— Given instruction —
Reproduce each line that includes the word "盯盘神器".

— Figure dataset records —
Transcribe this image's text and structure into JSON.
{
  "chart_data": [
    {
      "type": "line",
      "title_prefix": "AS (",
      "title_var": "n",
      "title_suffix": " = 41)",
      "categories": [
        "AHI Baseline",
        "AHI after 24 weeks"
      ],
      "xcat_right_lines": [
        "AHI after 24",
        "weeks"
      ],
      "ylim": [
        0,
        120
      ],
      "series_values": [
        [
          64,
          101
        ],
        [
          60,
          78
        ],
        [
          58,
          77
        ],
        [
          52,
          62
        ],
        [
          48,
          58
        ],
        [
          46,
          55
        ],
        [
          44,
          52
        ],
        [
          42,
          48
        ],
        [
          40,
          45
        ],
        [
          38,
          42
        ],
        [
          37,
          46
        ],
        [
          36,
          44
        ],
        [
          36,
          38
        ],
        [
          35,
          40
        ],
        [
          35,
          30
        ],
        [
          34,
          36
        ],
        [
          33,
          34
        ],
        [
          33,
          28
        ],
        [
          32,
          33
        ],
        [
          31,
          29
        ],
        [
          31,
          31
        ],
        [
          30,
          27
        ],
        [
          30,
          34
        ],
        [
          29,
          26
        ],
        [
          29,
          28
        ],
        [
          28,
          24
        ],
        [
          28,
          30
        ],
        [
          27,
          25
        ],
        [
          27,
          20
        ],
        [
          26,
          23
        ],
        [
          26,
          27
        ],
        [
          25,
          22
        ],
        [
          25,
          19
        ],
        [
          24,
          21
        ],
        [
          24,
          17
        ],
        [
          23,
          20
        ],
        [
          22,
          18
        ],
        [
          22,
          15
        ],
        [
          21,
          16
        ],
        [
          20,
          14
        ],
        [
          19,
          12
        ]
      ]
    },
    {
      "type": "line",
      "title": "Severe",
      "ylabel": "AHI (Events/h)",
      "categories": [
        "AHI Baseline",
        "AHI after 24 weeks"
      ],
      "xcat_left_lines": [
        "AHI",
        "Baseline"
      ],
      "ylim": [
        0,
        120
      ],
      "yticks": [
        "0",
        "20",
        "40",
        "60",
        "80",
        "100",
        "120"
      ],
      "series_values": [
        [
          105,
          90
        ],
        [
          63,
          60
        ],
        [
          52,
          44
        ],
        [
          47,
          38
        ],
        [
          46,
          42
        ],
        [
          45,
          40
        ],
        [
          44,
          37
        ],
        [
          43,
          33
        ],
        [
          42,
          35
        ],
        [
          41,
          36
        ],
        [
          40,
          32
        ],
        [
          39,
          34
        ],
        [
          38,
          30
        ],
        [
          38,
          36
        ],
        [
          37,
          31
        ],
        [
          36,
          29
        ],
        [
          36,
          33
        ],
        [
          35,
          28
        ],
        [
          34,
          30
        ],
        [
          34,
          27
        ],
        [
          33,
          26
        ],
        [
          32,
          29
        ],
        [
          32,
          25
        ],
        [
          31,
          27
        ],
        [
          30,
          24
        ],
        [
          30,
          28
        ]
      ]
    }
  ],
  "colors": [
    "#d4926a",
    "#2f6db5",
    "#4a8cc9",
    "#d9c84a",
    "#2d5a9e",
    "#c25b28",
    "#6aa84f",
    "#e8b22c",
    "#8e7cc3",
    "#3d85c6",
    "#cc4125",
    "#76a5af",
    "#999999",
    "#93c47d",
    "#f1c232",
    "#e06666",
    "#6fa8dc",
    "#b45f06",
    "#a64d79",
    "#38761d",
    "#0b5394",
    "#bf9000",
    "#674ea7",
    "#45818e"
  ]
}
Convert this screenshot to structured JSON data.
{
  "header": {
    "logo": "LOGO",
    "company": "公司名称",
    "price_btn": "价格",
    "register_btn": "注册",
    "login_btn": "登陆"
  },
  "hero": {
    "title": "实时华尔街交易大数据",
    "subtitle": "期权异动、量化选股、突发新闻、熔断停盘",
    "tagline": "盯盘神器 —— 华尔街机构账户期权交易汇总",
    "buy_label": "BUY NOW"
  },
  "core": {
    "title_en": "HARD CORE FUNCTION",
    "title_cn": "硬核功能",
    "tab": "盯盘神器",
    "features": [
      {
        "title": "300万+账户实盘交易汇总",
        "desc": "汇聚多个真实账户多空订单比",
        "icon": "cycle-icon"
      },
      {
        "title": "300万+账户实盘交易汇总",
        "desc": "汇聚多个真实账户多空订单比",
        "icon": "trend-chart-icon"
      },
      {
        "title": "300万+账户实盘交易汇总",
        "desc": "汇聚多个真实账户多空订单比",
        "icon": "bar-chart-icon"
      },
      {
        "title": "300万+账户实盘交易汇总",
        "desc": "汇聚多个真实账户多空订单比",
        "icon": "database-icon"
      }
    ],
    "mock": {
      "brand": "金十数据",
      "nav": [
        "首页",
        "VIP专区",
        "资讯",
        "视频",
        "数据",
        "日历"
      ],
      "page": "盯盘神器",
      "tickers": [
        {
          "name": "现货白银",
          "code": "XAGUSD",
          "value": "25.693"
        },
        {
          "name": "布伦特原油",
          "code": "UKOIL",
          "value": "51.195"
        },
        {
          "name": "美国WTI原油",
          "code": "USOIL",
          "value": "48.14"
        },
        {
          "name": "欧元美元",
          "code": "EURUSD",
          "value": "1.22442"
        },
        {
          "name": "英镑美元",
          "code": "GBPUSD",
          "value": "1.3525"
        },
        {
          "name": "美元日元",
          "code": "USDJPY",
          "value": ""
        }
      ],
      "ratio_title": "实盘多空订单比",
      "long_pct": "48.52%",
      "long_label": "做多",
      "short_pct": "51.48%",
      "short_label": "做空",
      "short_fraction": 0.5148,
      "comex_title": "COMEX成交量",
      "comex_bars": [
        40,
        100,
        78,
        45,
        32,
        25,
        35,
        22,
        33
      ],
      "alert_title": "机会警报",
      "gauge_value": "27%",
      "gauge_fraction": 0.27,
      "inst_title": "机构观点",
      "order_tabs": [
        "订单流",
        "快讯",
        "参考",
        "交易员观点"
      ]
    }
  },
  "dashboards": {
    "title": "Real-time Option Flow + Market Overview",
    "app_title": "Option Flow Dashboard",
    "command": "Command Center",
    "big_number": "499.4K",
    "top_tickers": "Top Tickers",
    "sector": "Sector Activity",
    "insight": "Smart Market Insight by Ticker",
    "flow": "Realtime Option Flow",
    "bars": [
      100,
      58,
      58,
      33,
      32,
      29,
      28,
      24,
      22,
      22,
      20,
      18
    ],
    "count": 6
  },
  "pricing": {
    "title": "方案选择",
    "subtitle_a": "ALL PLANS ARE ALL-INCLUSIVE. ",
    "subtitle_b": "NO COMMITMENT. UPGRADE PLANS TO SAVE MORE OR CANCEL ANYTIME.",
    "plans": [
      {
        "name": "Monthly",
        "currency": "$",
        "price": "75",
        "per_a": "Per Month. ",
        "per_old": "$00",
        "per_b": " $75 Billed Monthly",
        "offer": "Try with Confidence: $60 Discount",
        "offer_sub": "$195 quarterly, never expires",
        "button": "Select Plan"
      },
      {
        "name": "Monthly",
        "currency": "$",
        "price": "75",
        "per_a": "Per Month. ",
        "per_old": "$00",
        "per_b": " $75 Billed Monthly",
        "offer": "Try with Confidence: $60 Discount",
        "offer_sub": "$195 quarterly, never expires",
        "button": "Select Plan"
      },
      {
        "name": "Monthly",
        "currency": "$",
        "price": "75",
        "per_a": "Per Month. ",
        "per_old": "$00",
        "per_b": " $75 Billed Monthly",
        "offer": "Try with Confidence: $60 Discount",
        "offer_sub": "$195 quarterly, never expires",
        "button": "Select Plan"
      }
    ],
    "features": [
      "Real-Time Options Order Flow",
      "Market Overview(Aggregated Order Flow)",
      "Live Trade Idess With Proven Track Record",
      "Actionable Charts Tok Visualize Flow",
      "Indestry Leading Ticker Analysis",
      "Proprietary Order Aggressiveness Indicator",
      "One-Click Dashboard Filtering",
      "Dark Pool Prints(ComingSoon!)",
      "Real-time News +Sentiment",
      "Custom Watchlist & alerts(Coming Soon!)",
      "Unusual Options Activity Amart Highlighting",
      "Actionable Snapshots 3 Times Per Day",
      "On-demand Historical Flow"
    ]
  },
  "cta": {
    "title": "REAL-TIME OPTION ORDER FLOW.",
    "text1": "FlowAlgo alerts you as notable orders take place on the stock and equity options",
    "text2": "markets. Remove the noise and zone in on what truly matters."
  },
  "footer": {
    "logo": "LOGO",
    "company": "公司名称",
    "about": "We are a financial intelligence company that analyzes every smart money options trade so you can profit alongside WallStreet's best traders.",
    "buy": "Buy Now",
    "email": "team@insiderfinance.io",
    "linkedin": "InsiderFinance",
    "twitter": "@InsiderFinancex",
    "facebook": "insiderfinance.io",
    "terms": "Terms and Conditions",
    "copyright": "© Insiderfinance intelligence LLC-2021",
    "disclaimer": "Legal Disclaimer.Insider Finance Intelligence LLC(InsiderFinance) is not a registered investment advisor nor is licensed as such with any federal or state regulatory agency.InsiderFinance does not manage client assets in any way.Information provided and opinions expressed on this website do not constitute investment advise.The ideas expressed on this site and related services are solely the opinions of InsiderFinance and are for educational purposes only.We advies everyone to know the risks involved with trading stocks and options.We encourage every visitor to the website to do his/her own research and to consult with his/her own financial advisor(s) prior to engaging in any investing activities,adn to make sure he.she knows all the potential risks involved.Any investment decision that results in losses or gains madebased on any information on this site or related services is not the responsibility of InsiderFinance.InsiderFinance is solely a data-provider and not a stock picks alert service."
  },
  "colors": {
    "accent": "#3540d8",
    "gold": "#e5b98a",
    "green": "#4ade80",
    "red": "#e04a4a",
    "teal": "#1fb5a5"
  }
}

— Result of the exercise —
    "tagline": "盯盘神器 —— 华尔街机构账户期权交易汇总",
    "tab": "盯盘神器",
      "page": "盯盘神器",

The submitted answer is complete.